[Figure record listings]
- - -
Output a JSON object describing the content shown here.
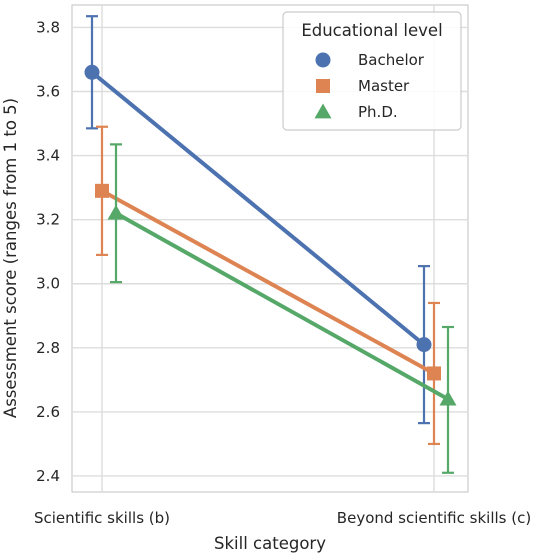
{
  "chart_data": {
    "type": "line",
    "title": "",
    "xlabel": "Skill category",
    "ylabel": "Assessment score (ranges from 1 to 5)",
    "categories": [
      "Scientific skills (b)",
      "Beyond scientific skills (c)"
    ],
    "ylim": [
      2.35,
      3.87
    ],
    "yticks": [
      "2.4",
      "2.6",
      "2.8",
      "3.0",
      "3.2",
      "3.4",
      "3.6",
      "3.8"
    ],
    "grid": true,
    "legend": {
      "title": "Educational level",
      "placement": "top-right"
    },
    "series": [
      {
        "name": "Bachelor",
        "color": "#4c72b0",
        "marker": "circle",
        "values": [
          3.66,
          2.81
        ],
        "err_low": [
          3.485,
          2.565
        ],
        "err_high": [
          3.835,
          3.055
        ]
      },
      {
        "name": "Master",
        "color": "#dd8452",
        "marker": "square",
        "values": [
          3.29,
          2.72
        ],
        "err_low": [
          3.09,
          2.5
        ],
        "err_high": [
          3.49,
          2.94
        ]
      },
      {
        "name": "Ph.D.",
        "color": "#55a868",
        "marker": "triangle",
        "values": [
          3.22,
          2.64
        ],
        "err_low": [
          3.005,
          2.41
        ],
        "err_high": [
          3.435,
          2.865
        ]
      }
    ]
  }
}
- - -
Copy out all of the data word for word. Do not carry over any picture.

Output a JSON object describing the content shown here.
{
  "chart_data": {
    "type": "line",
    "title": "",
    "xlabel": "Skill category",
    "ylabel": "Assessment score (ranges from 1 to 5)",
    "categories": [
      "Scientific skills (b)",
      "Beyond scientific skills (c)"
    ],
    "ylim": [
      2.35,
      3.87
    ],
    "yticks": [
      "2.4",
      "2.6",
      "2.8",
      "3.0",
      "3.2",
      "3.4",
      "3.6",
      "3.8"
    ],
    "grid": true,
    "legend": {
      "title": "Educational level",
      "placement": "top-right"
    },
    "series": [
      {
        "name": "Bachelor",
        "color": "#4c72b0",
        "marker": "circle",
        "values": [
          3.66,
          2.81
        ],
        "err_low": [
          3.485,
          2.565
        ],
        "err_high": [
          3.835,
          3.055
        ]
      },
      {
        "name": "Master",
        "color": "#dd8452",
        "marker": "square",
        "values": [
          3.29,
          2.72
        ],
        "err_low": [
          3.09,
          2.5
        ],
        "err_high": [
          3.49,
          2.94
        ]
      },
      {
        "name": "Ph.D.",
        "color": "#55a868",
        "marker": "triangle",
        "values": [
          3.22,
          2.64
        ],
        "err_low": [
          3.005,
          2.41
        ],
        "err_high": [
          3.435,
          2.865
        ]
      }
    ]
  }
}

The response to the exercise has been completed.